╭─ Task input

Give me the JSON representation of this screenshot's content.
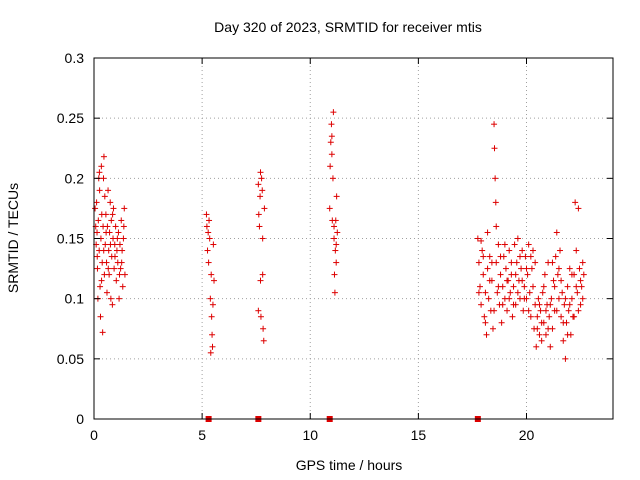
{
  "chart_data": {
    "type": "scatter",
    "title": "Day 320 of 2023, SRMTID for receiver mtis",
    "xlabel": "GPS time / hours",
    "ylabel": "SRMTID / TECUs",
    "xlim": [
      0,
      24
    ],
    "ylim": [
      0,
      0.3
    ],
    "xticks": [
      0,
      5,
      10,
      15,
      20
    ],
    "yticks": [
      0,
      0.05,
      0.1,
      0.15,
      0.2,
      0.25,
      0.3
    ],
    "x_tick_labels": [
      "0",
      "5",
      "10",
      "15",
      "20"
    ],
    "y_tick_labels": [
      "0",
      "0.05",
      "0.1",
      "0.15",
      "0.2",
      "0.25",
      "0.3"
    ],
    "grid": true,
    "marker": "+",
    "color": "#dd0000",
    "series": [
      {
        "points": [
          [
            0.05,
            0.175
          ],
          [
            0.08,
            0.16
          ],
          [
            0.1,
            0.145
          ],
          [
            0.12,
            0.18
          ],
          [
            0.14,
            0.155
          ],
          [
            0.16,
            0.125
          ],
          [
            0.18,
            0.1
          ],
          [
            0.2,
            0.165
          ],
          [
            0.22,
            0.2
          ],
          [
            0.24,
            0.14
          ],
          [
            0.26,
            0.19
          ],
          [
            0.28,
            0.11
          ],
          [
            0.3,
            0.085
          ],
          [
            0.32,
            0.15
          ],
          [
            0.34,
            0.21
          ],
          [
            0.36,
            0.17
          ],
          [
            0.38,
            0.13
          ],
          [
            0.4,
            0.072
          ],
          [
            0.42,
            0.16
          ],
          [
            0.44,
            0.2
          ],
          [
            0.46,
            0.218
          ],
          [
            0.48,
            0.12
          ],
          [
            0.5,
            0.185
          ],
          [
            0.52,
            0.145
          ],
          [
            0.55,
            0.17
          ],
          [
            0.58,
            0.13
          ],
          [
            0.6,
            0.105
          ],
          [
            0.62,
            0.16
          ],
          [
            0.65,
            0.19
          ],
          [
            0.68,
            0.14
          ],
          [
            0.7,
            0.12
          ],
          [
            0.72,
            0.155
          ],
          [
            0.75,
            0.18
          ],
          [
            0.78,
            0.1
          ],
          [
            0.8,
            0.165
          ],
          [
            0.82,
            0.135
          ],
          [
            0.85,
            0.095
          ],
          [
            0.88,
            0.15
          ],
          [
            0.9,
            0.175
          ],
          [
            0.93,
            0.125
          ],
          [
            0.96,
            0.145
          ],
          [
            1.0,
            0.16
          ],
          [
            1.03,
            0.115
          ],
          [
            1.06,
            0.14
          ],
          [
            1.1,
            0.13
          ],
          [
            1.13,
            0.155
          ],
          [
            1.16,
            0.1
          ],
          [
            1.2,
            0.145
          ],
          [
            1.23,
            0.125
          ],
          [
            1.26,
            0.165
          ],
          [
            1.3,
            0.14
          ],
          [
            1.33,
            0.11
          ],
          [
            1.36,
            0.15
          ],
          [
            1.4,
            0.175
          ],
          [
            1.43,
            0.12
          ],
          [
            0.15,
            0.135
          ],
          [
            0.25,
            0.205
          ],
          [
            0.35,
            0.115
          ],
          [
            0.45,
            0.14
          ],
          [
            0.56,
            0.155
          ],
          [
            0.66,
            0.125
          ],
          [
            0.76,
            0.145
          ],
          [
            0.86,
            0.17
          ],
          [
            0.97,
            0.135
          ],
          [
            1.08,
            0.15
          ],
          [
            1.18,
            0.12
          ],
          [
            1.28,
            0.13
          ],
          [
            1.38,
            0.16
          ],
          [
            5.2,
            0.17
          ],
          [
            5.22,
            0.16
          ],
          [
            5.25,
            0.14
          ],
          [
            5.28,
            0.155
          ],
          [
            5.3,
            0.13
          ],
          [
            5.32,
            0.165
          ],
          [
            5.35,
            0.15
          ],
          [
            5.38,
            0.1
          ],
          [
            5.4,
            0.055
          ],
          [
            5.42,
            0.12
          ],
          [
            5.44,
            0.085
          ],
          [
            5.46,
            0.07
          ],
          [
            5.48,
            0.06
          ],
          [
            5.5,
            0.095
          ],
          [
            5.52,
            0.145
          ],
          [
            5.55,
            0.115
          ],
          [
            7.6,
            0.195
          ],
          [
            7.62,
            0.17
          ],
          [
            7.65,
            0.16
          ],
          [
            7.68,
            0.185
          ],
          [
            7.7,
            0.115
          ],
          [
            7.72,
            0.085
          ],
          [
            7.75,
            0.2
          ],
          [
            7.78,
            0.19
          ],
          [
            7.8,
            0.15
          ],
          [
            7.82,
            0.075
          ],
          [
            7.85,
            0.065
          ],
          [
            7.88,
            0.175
          ],
          [
            7.6,
            0.09
          ],
          [
            7.7,
            0.205
          ],
          [
            7.8,
            0.12
          ],
          [
            10.9,
            0.175
          ],
          [
            10.92,
            0.21
          ],
          [
            10.95,
            0.23
          ],
          [
            10.98,
            0.245
          ],
          [
            11.0,
            0.22
          ],
          [
            11.02,
            0.165
          ],
          [
            11.05,
            0.2
          ],
          [
            11.07,
            0.255
          ],
          [
            11.1,
            0.15
          ],
          [
            11.12,
            0.12
          ],
          [
            11.14,
            0.105
          ],
          [
            11.16,
            0.14
          ],
          [
            11.18,
            0.165
          ],
          [
            11.2,
            0.13
          ],
          [
            11.22,
            0.185
          ],
          [
            11.25,
            0.155
          ],
          [
            11.0,
            0.235
          ],
          [
            11.1,
            0.16
          ],
          [
            11.2,
            0.145
          ],
          [
            17.75,
            0.15
          ],
          [
            17.8,
            0.13
          ],
          [
            17.85,
            0.11
          ],
          [
            17.9,
            0.095
          ],
          [
            17.95,
            0.14
          ],
          [
            18.0,
            0.12
          ],
          [
            18.05,
            0.085
          ],
          [
            18.1,
            0.105
          ],
          [
            18.15,
            0.07
          ],
          [
            18.2,
            0.125
          ],
          [
            18.25,
            0.1
          ],
          [
            18.3,
            0.135
          ],
          [
            18.35,
            0.09
          ],
          [
            18.4,
            0.115
          ],
          [
            18.45,
            0.075
          ],
          [
            18.5,
            0.245
          ],
          [
            18.52,
            0.225
          ],
          [
            18.55,
            0.2
          ],
          [
            18.58,
            0.18
          ],
          [
            18.6,
            0.13
          ],
          [
            18.65,
            0.105
          ],
          [
            18.7,
            0.145
          ],
          [
            18.75,
            0.095
          ],
          [
            18.8,
            0.12
          ],
          [
            18.85,
            0.08
          ],
          [
            18.9,
            0.11
          ],
          [
            18.95,
            0.135
          ],
          [
            19.0,
            0.1
          ],
          [
            19.05,
            0.125
          ],
          [
            19.1,
            0.09
          ],
          [
            19.15,
            0.115
          ],
          [
            19.2,
            0.14
          ],
          [
            19.25,
            0.105
          ],
          [
            19.3,
            0.12
          ],
          [
            19.35,
            0.085
          ],
          [
            19.4,
            0.11
          ],
          [
            19.45,
            0.145
          ],
          [
            19.5,
            0.095
          ],
          [
            19.55,
            0.13
          ],
          [
            19.6,
            0.15
          ],
          [
            19.65,
            0.115
          ],
          [
            19.7,
            0.1
          ],
          [
            19.75,
            0.125
          ],
          [
            19.8,
            0.14
          ],
          [
            19.85,
            0.09
          ],
          [
            19.9,
            0.11
          ],
          [
            19.95,
            0.135
          ],
          [
            20.0,
            0.1
          ],
          [
            20.05,
            0.12
          ],
          [
            20.1,
            0.145
          ],
          [
            20.15,
            0.105
          ],
          [
            20.2,
            0.085
          ],
          [
            20.25,
            0.125
          ],
          [
            20.3,
            0.14
          ],
          [
            20.35,
            0.075
          ],
          [
            20.4,
            0.095
          ],
          [
            20.45,
            0.06
          ],
          [
            20.5,
            0.085
          ],
          [
            20.55,
            0.1
          ],
          [
            20.6,
            0.07
          ],
          [
            20.65,
            0.09
          ],
          [
            20.7,
            0.065
          ],
          [
            20.75,
            0.105
          ],
          [
            20.8,
            0.08
          ],
          [
            20.85,
            0.12
          ],
          [
            20.9,
            0.07
          ],
          [
            20.95,
            0.095
          ],
          [
            21.0,
            0.13
          ],
          [
            21.05,
            0.085
          ],
          [
            21.1,
            0.06
          ],
          [
            21.15,
            0.1
          ],
          [
            21.2,
            0.075
          ],
          [
            21.25,
            0.115
          ],
          [
            21.3,
            0.09
          ],
          [
            21.35,
            0.135
          ],
          [
            21.4,
            0.155
          ],
          [
            21.45,
            0.12
          ],
          [
            21.5,
            0.1
          ],
          [
            21.55,
            0.14
          ],
          [
            21.6,
            0.085
          ],
          [
            21.65,
            0.105
          ],
          [
            21.7,
            0.065
          ],
          [
            21.75,
            0.095
          ],
          [
            21.8,
            0.05
          ],
          [
            21.85,
            0.08
          ],
          [
            21.9,
            0.11
          ],
          [
            21.95,
            0.09
          ],
          [
            22.0,
            0.125
          ],
          [
            22.05,
            0.07
          ],
          [
            22.1,
            0.1
          ],
          [
            22.15,
            0.085
          ],
          [
            22.2,
            0.12
          ],
          [
            22.25,
            0.18
          ],
          [
            22.3,
            0.14
          ],
          [
            22.35,
            0.105
          ],
          [
            22.4,
            0.175
          ],
          [
            22.45,
            0.125
          ],
          [
            22.5,
            0.095
          ],
          [
            22.55,
            0.11
          ],
          [
            22.6,
            0.13
          ],
          [
            22.65,
            0.12
          ],
          [
            17.8,
            0.105
          ],
          [
            17.9,
            0.148
          ],
          [
            18.0,
            0.135
          ],
          [
            18.1,
            0.08
          ],
          [
            18.2,
            0.155
          ],
          [
            18.3,
            0.115
          ],
          [
            18.4,
            0.13
          ],
          [
            18.5,
            0.09
          ],
          [
            18.6,
            0.16
          ],
          [
            18.7,
            0.11
          ],
          [
            18.8,
            0.135
          ],
          [
            18.9,
            0.095
          ],
          [
            19.0,
            0.145
          ],
          [
            19.1,
            0.115
          ],
          [
            19.2,
            0.1
          ],
          [
            19.3,
            0.13
          ],
          [
            19.4,
            0.095
          ],
          [
            19.5,
            0.12
          ],
          [
            19.6,
            0.105
          ],
          [
            19.7,
            0.135
          ],
          [
            19.8,
            0.115
          ],
          [
            19.9,
            0.1
          ],
          [
            20.0,
            0.125
          ],
          [
            20.1,
            0.09
          ],
          [
            20.2,
            0.135
          ],
          [
            20.3,
            0.11
          ],
          [
            20.4,
            0.13
          ],
          [
            20.5,
            0.075
          ],
          [
            20.6,
            0.095
          ],
          [
            20.7,
            0.08
          ],
          [
            20.8,
            0.11
          ],
          [
            20.9,
            0.09
          ],
          [
            21.0,
            0.075
          ],
          [
            21.1,
            0.095
          ],
          [
            21.2,
            0.13
          ],
          [
            21.3,
            0.11
          ],
          [
            21.4,
            0.09
          ],
          [
            21.5,
            0.125
          ],
          [
            21.6,
            0.115
          ],
          [
            21.7,
            0.08
          ],
          [
            21.8,
            0.1
          ],
          [
            21.9,
            0.07
          ],
          [
            22.0,
            0.095
          ],
          [
            22.1,
            0.12
          ],
          [
            22.2,
            0.085
          ],
          [
            22.3,
            0.11
          ],
          [
            22.4,
            0.09
          ],
          [
            22.5,
            0.115
          ],
          [
            22.6,
            0.1
          ]
        ]
      },
      {
        "marker": "square",
        "points": [
          [
            5.3,
            0
          ],
          [
            7.6,
            0
          ],
          [
            10.9,
            0
          ],
          [
            17.75,
            0
          ]
        ]
      }
    ]
  }
}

╰─

### Exercise instructions
Return each line in the records that holds the string "SRMTID".

### Completed exercise
    "title": "Day 320 of 2023, SRMTID for receiver mtis",
    "ylabel": "SRMTID / TECUs",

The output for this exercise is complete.